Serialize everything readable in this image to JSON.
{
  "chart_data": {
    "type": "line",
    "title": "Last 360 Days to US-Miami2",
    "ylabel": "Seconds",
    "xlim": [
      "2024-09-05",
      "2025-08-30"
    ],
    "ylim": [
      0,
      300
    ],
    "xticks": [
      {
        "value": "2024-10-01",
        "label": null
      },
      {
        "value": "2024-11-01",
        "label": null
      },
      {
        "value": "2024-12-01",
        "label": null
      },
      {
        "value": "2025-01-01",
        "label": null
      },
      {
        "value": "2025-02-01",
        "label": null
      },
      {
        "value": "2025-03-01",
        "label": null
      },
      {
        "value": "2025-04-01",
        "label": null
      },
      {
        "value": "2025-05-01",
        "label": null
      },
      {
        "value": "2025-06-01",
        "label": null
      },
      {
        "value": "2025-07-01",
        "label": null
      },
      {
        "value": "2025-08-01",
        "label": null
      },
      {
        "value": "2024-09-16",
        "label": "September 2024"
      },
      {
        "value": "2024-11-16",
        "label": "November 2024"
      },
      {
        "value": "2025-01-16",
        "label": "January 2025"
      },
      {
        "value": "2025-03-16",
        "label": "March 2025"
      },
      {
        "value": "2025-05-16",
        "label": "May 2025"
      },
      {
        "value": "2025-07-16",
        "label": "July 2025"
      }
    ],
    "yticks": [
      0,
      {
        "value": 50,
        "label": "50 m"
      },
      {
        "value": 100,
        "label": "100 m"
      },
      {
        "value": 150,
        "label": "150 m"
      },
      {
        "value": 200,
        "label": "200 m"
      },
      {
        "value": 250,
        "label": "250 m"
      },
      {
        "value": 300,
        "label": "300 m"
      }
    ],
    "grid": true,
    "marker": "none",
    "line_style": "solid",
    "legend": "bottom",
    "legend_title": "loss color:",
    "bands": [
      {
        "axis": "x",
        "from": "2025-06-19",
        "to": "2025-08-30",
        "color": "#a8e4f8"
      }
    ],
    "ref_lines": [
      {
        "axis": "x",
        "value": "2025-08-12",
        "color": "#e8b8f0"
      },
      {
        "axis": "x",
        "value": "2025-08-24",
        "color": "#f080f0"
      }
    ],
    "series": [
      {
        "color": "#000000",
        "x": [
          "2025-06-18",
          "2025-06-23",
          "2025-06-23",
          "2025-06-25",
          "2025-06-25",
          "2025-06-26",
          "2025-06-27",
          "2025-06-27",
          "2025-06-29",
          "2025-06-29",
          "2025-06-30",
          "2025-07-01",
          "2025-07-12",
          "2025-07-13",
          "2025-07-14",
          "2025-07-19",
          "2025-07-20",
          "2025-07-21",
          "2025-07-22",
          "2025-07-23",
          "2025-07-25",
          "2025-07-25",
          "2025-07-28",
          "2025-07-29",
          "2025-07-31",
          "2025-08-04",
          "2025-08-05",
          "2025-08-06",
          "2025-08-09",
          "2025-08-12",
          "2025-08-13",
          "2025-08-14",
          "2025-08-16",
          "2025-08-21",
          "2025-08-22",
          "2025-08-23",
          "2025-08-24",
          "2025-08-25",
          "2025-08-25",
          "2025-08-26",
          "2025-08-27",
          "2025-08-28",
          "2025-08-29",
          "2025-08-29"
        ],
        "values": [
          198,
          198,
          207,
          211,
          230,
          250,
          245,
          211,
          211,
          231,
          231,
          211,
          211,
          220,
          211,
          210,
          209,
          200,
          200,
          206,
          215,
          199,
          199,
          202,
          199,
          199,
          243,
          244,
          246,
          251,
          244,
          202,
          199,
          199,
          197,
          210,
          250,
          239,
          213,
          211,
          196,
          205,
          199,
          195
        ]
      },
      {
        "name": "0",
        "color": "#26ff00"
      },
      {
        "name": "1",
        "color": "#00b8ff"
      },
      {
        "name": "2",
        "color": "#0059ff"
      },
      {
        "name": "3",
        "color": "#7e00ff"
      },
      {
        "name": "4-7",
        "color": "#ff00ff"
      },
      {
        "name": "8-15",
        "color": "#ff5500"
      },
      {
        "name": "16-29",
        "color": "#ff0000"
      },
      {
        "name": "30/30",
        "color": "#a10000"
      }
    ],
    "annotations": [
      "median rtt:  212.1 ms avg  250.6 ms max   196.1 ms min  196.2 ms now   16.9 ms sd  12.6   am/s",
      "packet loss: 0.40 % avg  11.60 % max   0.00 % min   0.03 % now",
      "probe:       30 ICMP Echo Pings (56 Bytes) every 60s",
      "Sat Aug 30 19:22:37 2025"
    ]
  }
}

Your objective: Repeat each record in full; every line must match exactly.

Output below:
Serialize everything readable in this image to JSON.
{
  "chart_data": {
    "type": "line",
    "title": "Last 360 Days to US-Miami2",
    "ylabel": "Seconds",
    "xlim": [
      "2024-09-05",
      "2025-08-30"
    ],
    "ylim": [
      0,
      300
    ],
    "xticks": [
      {
        "value": "2024-10-01",
        "label": null
      },
      {
        "value": "2024-11-01",
        "label": null
      },
      {
        "value": "2024-12-01",
        "label": null
      },
      {
        "value": "2025-01-01",
        "label": null
      },
      {
        "value": "2025-02-01",
        "label": null
      },
      {
        "value": "2025-03-01",
        "label": null
      },
      {
        "value": "2025-04-01",
        "label": null
      },
      {
        "value": "2025-05-01",
        "label": null
      },
      {
        "value": "2025-06-01",
        "label": null
      },
      {
        "value": "2025-07-01",
        "label": null
      },
      {
        "value": "2025-08-01",
        "label": null
      },
      {
        "value": "2024-09-16",
        "label": "September 2024"
      },
      {
        "value": "2024-11-16",
        "label": "November 2024"
      },
      {
        "value": "2025-01-16",
        "label": "January 2025"
      },
      {
        "value": "2025-03-16",
        "label": "March 2025"
      },
      {
        "value": "2025-05-16",
        "label": "May 2025"
      },
      {
        "value": "2025-07-16",
        "label": "July 2025"
      }
    ],
    "yticks": [
      0,
      {
        "value": 50,
        "label": "50 m"
      },
      {
        "value": 100,
        "label": "100 m"
      },
      {
        "value": 150,
        "label": "150 m"
      },
      {
        "value": 200,
        "label": "200 m"
      },
      {
        "value": 250,
        "label": "250 m"
      },
      {
        "value": 300,
        "label": "300 m"
      }
    ],
    "grid": true,
    "marker": "none",
    "line_style": "solid",
    "legend": "bottom",
    "legend_title": "loss color:",
    "bands": [
      {
        "axis": "x",
        "from": "2025-06-19",
        "to": "2025-08-30",
        "color": "#a8e4f8"
      }
    ],
    "ref_lines": [
      {
        "axis": "x",
        "value": "2025-08-12",
        "color": "#e8b8f0"
      },
      {
        "axis": "x",
        "value": "2025-08-24",
        "color": "#f080f0"
      }
    ],
    "series": [
      {
        "color": "#000000",
        "x": [
          "2025-06-18",
          "2025-06-23",
          "2025-06-23",
          "2025-06-25",
          "2025-06-25",
          "2025-06-26",
          "2025-06-27",
          "2025-06-27",
          "2025-06-29",
          "2025-06-29",
          "2025-06-30",
          "2025-07-01",
          "2025-07-12",
          "2025-07-13",
          "2025-07-14",
          "2025-07-19",
          "2025-07-20",
          "2025-07-21",
          "2025-07-22",
          "2025-07-23",
          "2025-07-25",
          "2025-07-25",
          "2025-07-28",
          "2025-07-29",
          "2025-07-31",
          "2025-08-04",
          "2025-08-05",
          "2025-08-06",
          "2025-08-09",
          "2025-08-12",
          "2025-08-13",
          "2025-08-14",
          "2025-08-16",
          "2025-08-21",
          "2025-08-22",
          "2025-08-23",
          "2025-08-24",
          "2025-08-25",
          "2025-08-25",
          "2025-08-26",
          "2025-08-27",
          "2025-08-28",
          "2025-08-29",
          "2025-08-29"
        ],
        "values": [
          198,
          198,
          207,
          211,
          230,
          250,
          245,
          211,
          211,
          231,
          231,
          211,
          211,
          220,
          211,
          210,
          209,
          200,
          200,
          206,
          215,
          199,
          199,
          202,
          199,
          199,
          243,
          244,
          246,
          251,
          244,
          202,
          199,
          199,
          197,
          210,
          250,
          239,
          213,
          211,
          196,
          205,
          199,
          195
        ]
      },
      {
        "name": "0",
        "color": "#26ff00"
      },
      {
        "name": "1",
        "color": "#00b8ff"
      },
      {
        "name": "2",
        "color": "#0059ff"
      },
      {
        "name": "3",
        "color": "#7e00ff"
      },
      {
        "name": "4-7",
        "color": "#ff00ff"
      },
      {
        "name": "8-15",
        "color": "#ff5500"
      },
      {
        "name": "16-29",
        "color": "#ff0000"
      },
      {
        "name": "30/30",
        "color": "#a10000"
      }
    ],
    "annotations": [
      "median rtt:  212.1 ms avg  250.6 ms max   196.1 ms min  196.2 ms now   16.9 ms sd  12.6   am/s",
      "packet loss: 0.40 % avg  11.60 % max   0.00 % min   0.03 % now",
      "probe:       30 ICMP Echo Pings (56 Bytes) every 60s",
      "Sat Aug 30 19:22:37 2025"
    ]
  }
}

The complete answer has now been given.